Begin Working data

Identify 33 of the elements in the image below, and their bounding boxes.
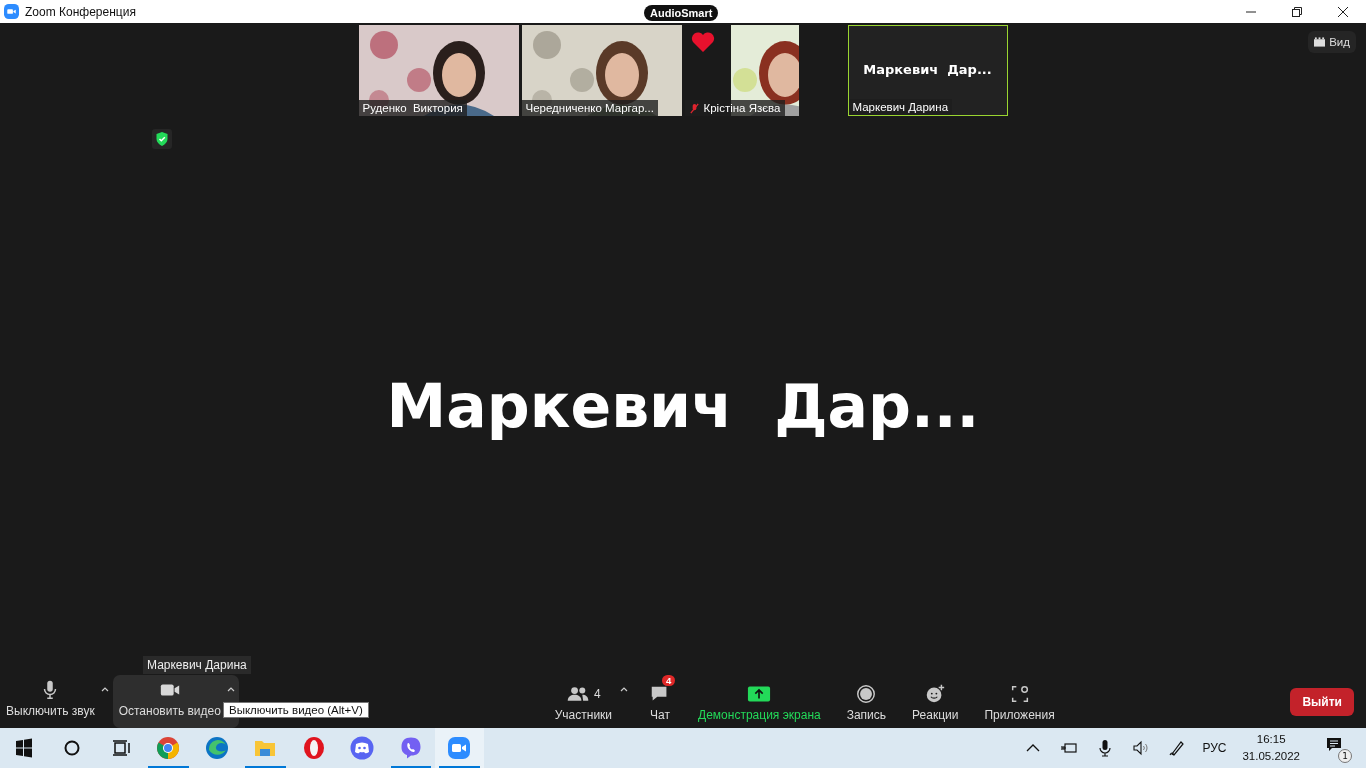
reactions-button[interactable]: Реакции [906,675,965,728]
clock[interactable]: 16:15 31.05.2022 [1236,731,1306,765]
chat-button[interactable]: 4 Чат [642,675,679,728]
participant-name: Руденко Виктория [362,102,463,114]
participant-name: Чередниченко Маргар... [525,102,654,114]
name-tooltip: Маркевич Дарина [143,656,251,674]
video-tile[interactable]: Маркевич Дар... Маркевич Дарина [847,25,1008,116]
record-button[interactable]: Запись [840,675,893,728]
leave-button[interactable]: Выйти [1290,687,1354,716]
audiosmart-badge: AudioSmart [644,5,719,21]
speaker-name: Маркевич Дар... [386,370,980,441]
notifications-button[interactable]: 1 [1324,735,1350,761]
view-button[interactable]: Вид [1308,31,1356,53]
mute-button[interactable]: Выключить звук [0,675,101,724]
video-tile[interactable]: Руденко Виктория [358,25,519,116]
caret-icon[interactable] [620,687,629,692]
caret-icon[interactable] [100,687,109,692]
apps-button[interactable]: Приложения [978,675,1061,728]
participant-name: Маркевич Дарина [852,101,949,113]
caret-icon[interactable] [226,687,235,692]
shield-icon[interactable] [152,129,172,149]
share-button[interactable]: Демонстрация экрана [692,675,827,728]
grid-icon [1314,37,1326,47]
participants-button[interactable]: 4 Участники [548,675,619,728]
video-tile[interactable]: Чередниченко Маргар... [521,25,682,116]
participant-name: Крістіна Язєва [703,102,781,114]
window-title: Zoom Конференция [25,4,136,19]
tooltip: Выключить видео (Alt+V) [223,702,369,718]
zoom-logo-icon [4,4,19,19]
heart-icon [690,31,715,53]
language-indicator[interactable]: РУС [1198,741,1231,755]
participant-name: Маркевич Дар... [862,62,993,77]
zoom-app-icon[interactable] [435,728,484,768]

End Working data

— Written task —
Can you return the entries verbatim, beginning at the line that contains "reactions-button[interactable]: Реакции [906,675,965,728]" and stopping after the line that contains "notifications-button[interactable]: 1 [1324,735,1350,761]"?

— Full output —
reactions-button[interactable]: Реакции [906,675,965,728]
clock[interactable]: 16:15 31.05.2022 [1236,731,1306,765]
chat-button[interactable]: 4 Чат [642,675,679,728]
participant-name: Руденко Виктория [362,102,463,114]
participant-name: Чередниченко Маргар... [525,102,654,114]
name-tooltip: Маркевич Дарина [143,656,251,674]
video-tile[interactable]: Маркевич Дар... Маркевич Дарина [847,25,1008,116]
record-button[interactable]: Запись [840,675,893,728]
leave-button[interactable]: Выйти [1290,687,1354,716]
audiosmart-badge: AudioSmart [644,5,719,21]
speaker-name: Маркевич Дар... [386,370,980,441]
notifications-button[interactable]: 1 [1324,735,1350,761]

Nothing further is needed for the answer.